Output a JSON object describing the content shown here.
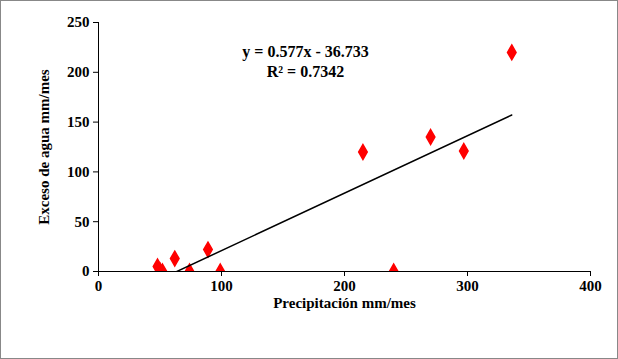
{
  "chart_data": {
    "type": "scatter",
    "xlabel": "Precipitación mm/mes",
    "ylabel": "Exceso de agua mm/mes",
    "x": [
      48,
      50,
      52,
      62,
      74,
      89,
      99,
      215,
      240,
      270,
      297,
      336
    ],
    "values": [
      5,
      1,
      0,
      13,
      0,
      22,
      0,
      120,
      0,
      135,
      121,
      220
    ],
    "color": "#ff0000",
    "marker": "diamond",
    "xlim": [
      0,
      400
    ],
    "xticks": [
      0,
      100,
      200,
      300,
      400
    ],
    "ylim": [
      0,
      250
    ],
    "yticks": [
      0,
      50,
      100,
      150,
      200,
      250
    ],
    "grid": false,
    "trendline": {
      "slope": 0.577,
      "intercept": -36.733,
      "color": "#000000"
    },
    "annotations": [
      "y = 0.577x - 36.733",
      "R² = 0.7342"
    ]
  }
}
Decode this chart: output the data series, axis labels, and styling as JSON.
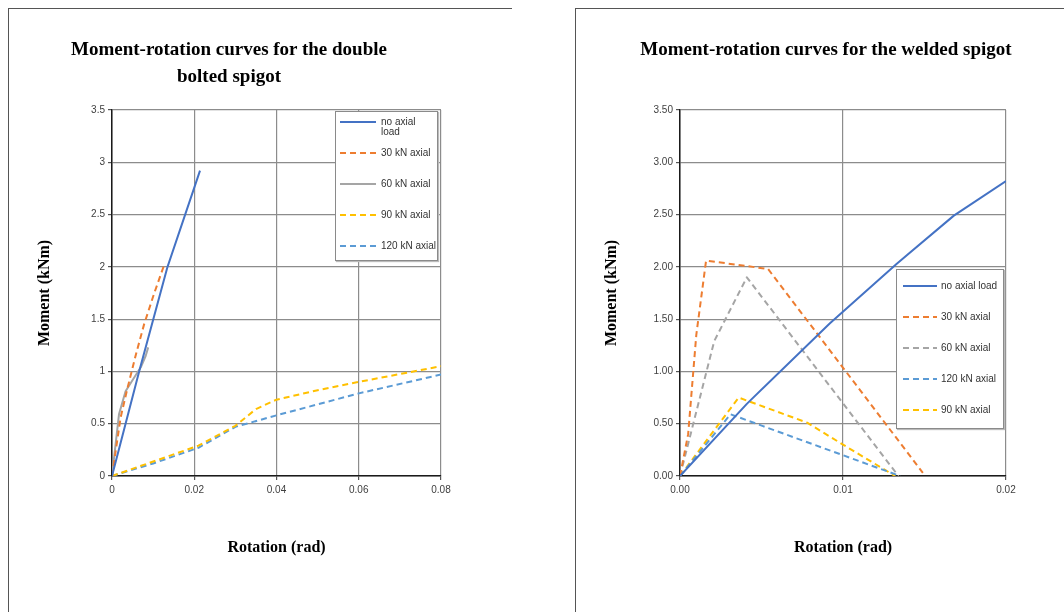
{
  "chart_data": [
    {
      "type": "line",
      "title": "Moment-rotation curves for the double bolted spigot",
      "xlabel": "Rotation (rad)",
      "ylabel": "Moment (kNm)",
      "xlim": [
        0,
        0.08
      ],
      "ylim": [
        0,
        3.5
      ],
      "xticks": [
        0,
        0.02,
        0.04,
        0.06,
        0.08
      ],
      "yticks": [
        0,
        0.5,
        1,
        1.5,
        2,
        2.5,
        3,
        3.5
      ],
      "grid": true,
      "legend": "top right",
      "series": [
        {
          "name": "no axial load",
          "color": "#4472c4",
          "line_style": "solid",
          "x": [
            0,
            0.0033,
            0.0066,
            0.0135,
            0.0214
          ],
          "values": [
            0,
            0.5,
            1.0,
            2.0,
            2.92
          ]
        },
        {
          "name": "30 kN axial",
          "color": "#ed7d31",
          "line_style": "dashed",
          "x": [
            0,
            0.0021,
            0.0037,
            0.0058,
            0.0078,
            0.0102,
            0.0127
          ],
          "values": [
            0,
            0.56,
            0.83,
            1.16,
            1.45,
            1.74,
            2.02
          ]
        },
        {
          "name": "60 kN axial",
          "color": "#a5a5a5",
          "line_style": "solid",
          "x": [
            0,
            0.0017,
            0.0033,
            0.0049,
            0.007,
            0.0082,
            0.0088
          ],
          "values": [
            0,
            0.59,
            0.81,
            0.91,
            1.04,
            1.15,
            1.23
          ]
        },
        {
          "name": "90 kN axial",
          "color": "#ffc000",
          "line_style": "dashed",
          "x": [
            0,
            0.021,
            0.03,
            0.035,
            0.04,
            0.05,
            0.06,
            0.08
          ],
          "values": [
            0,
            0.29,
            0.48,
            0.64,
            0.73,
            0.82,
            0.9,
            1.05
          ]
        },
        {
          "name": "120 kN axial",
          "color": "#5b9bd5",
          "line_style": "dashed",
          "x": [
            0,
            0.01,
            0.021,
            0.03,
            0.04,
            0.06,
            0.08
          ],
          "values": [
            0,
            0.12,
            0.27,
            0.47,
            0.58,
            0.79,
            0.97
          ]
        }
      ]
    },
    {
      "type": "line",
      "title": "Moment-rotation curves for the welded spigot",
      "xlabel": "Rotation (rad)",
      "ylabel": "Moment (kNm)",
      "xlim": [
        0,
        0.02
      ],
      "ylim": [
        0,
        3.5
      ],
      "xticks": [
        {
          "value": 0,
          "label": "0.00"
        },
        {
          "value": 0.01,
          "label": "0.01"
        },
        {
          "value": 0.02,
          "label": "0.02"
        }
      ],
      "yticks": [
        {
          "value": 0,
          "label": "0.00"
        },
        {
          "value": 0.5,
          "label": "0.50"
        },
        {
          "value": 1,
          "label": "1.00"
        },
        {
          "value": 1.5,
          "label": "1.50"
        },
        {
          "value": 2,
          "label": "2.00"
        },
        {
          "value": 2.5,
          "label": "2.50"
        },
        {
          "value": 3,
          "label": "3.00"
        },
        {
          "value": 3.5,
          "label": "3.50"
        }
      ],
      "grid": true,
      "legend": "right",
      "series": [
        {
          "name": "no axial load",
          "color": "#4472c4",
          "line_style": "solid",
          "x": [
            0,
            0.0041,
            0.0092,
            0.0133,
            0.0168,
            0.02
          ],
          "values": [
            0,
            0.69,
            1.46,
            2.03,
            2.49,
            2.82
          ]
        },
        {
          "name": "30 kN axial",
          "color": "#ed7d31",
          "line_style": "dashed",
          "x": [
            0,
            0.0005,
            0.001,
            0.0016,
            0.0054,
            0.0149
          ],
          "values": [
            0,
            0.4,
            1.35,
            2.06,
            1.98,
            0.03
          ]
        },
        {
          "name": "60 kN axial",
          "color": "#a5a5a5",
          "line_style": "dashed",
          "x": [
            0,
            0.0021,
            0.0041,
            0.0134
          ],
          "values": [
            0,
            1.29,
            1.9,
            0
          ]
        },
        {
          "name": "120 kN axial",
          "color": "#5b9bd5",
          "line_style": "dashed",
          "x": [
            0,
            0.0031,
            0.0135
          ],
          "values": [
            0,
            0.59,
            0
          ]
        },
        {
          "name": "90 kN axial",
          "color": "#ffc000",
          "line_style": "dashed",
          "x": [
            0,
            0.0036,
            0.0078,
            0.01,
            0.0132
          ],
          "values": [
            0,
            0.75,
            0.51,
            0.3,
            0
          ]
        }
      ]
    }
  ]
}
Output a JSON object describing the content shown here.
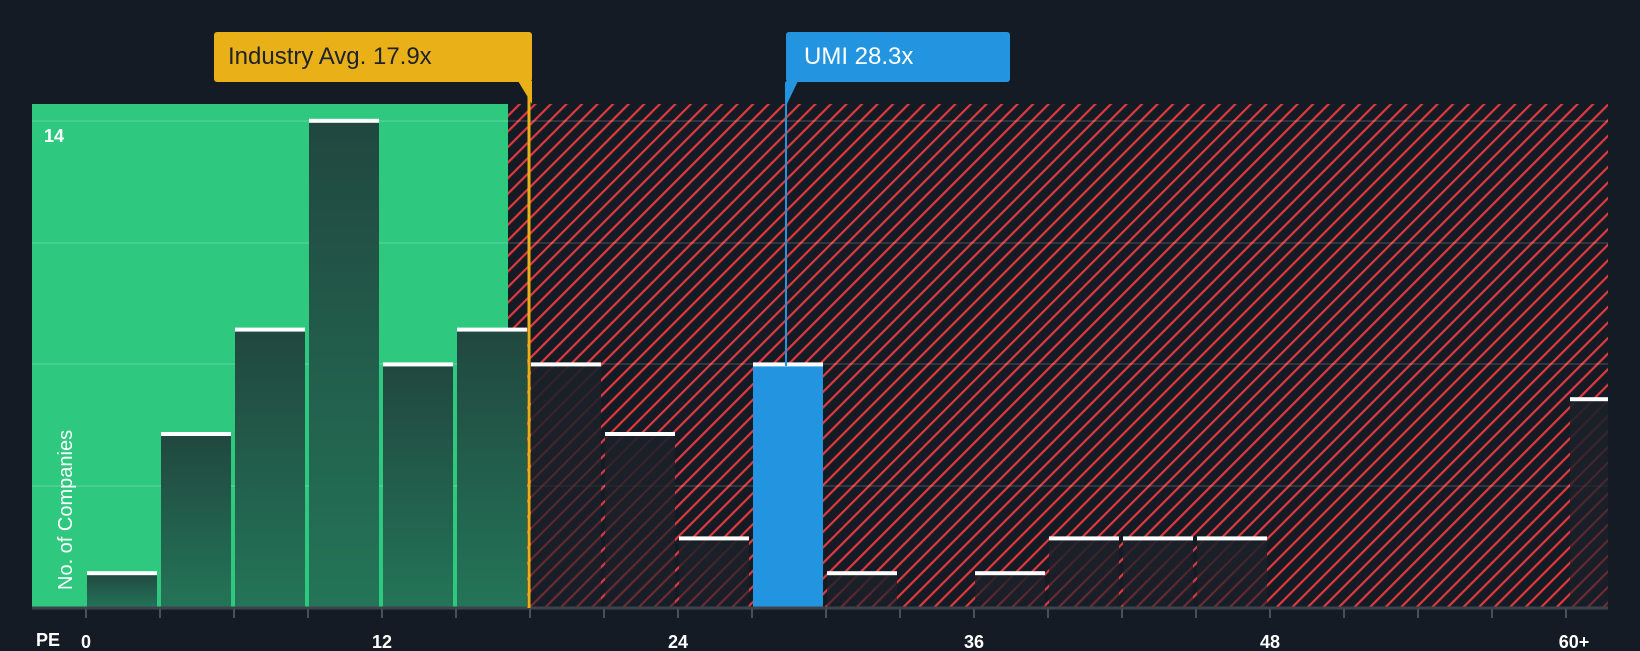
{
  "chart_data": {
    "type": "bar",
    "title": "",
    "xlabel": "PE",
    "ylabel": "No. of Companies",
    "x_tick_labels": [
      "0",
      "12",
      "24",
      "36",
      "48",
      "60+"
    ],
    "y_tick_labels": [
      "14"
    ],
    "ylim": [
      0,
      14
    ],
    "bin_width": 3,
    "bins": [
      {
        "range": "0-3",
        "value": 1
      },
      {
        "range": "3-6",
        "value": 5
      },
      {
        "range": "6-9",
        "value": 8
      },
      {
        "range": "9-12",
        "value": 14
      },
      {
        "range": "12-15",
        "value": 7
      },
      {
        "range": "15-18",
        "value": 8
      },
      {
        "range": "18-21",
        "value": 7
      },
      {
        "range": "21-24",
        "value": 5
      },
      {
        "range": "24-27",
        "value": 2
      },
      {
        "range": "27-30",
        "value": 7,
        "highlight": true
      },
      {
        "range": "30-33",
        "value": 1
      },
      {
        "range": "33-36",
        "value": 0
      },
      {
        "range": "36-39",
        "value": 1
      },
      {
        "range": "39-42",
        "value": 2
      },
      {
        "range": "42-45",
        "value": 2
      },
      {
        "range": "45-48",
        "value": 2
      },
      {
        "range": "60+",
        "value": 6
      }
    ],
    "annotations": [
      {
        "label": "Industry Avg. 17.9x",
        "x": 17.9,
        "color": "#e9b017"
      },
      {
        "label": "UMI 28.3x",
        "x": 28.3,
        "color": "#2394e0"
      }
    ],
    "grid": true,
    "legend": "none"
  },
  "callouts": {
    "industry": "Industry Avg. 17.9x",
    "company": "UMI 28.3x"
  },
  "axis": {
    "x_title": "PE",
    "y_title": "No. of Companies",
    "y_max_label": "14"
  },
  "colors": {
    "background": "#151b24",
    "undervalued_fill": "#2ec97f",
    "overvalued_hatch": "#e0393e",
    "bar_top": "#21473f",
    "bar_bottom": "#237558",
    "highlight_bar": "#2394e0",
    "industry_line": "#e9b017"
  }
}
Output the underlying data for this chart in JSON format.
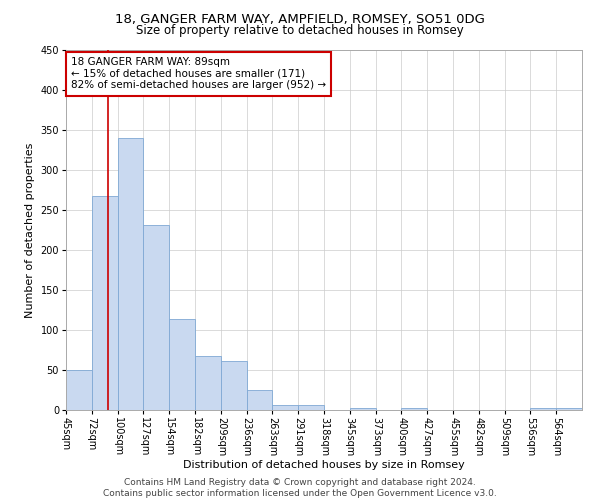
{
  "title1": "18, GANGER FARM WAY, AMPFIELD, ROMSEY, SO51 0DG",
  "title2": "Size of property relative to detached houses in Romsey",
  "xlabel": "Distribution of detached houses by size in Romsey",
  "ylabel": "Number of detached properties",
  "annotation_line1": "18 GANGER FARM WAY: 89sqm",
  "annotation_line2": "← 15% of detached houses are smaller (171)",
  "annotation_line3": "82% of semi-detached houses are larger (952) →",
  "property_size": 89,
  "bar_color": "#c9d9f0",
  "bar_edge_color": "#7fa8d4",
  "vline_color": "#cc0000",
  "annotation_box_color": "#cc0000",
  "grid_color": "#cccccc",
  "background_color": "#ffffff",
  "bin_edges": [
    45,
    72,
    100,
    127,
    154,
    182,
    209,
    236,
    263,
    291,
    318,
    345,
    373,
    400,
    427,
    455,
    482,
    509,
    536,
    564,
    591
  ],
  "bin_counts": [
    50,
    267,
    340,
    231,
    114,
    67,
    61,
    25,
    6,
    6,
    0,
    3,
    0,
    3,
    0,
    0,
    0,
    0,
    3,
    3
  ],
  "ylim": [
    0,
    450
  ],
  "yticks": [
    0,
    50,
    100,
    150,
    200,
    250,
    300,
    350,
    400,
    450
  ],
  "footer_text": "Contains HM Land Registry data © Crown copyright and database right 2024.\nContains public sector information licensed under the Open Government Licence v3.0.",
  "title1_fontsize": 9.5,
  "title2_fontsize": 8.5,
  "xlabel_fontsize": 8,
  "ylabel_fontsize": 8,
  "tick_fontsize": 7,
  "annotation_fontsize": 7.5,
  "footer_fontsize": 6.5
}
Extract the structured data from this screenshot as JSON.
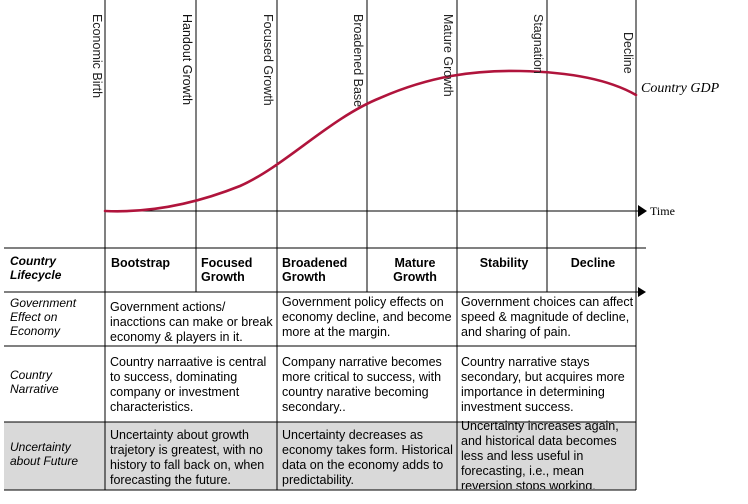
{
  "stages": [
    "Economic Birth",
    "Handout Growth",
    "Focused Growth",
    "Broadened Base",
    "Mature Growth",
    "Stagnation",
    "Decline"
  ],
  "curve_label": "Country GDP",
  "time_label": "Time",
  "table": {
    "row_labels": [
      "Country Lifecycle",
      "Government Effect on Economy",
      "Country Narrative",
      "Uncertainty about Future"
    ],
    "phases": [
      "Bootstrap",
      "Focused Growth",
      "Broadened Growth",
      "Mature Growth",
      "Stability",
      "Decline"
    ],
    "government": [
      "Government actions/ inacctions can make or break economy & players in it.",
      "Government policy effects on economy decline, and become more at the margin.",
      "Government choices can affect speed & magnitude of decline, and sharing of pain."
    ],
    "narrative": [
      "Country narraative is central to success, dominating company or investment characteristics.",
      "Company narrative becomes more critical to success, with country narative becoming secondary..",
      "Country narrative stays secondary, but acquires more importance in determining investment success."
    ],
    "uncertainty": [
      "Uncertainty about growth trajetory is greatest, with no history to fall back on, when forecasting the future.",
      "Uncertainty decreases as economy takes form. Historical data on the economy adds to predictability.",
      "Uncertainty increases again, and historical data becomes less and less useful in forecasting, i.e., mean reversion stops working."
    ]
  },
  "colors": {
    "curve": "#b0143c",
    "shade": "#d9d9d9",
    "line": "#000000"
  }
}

+ + + + +

- _Brief_
Search the listing above for the string "secondary". Copy every line that contains it.

- _Output for this exercise_
      "Company narrative becomes more critical to success, with country narative becoming secondary..",
      "Country narrative stays secondary, but acquires more importance in determining investment success."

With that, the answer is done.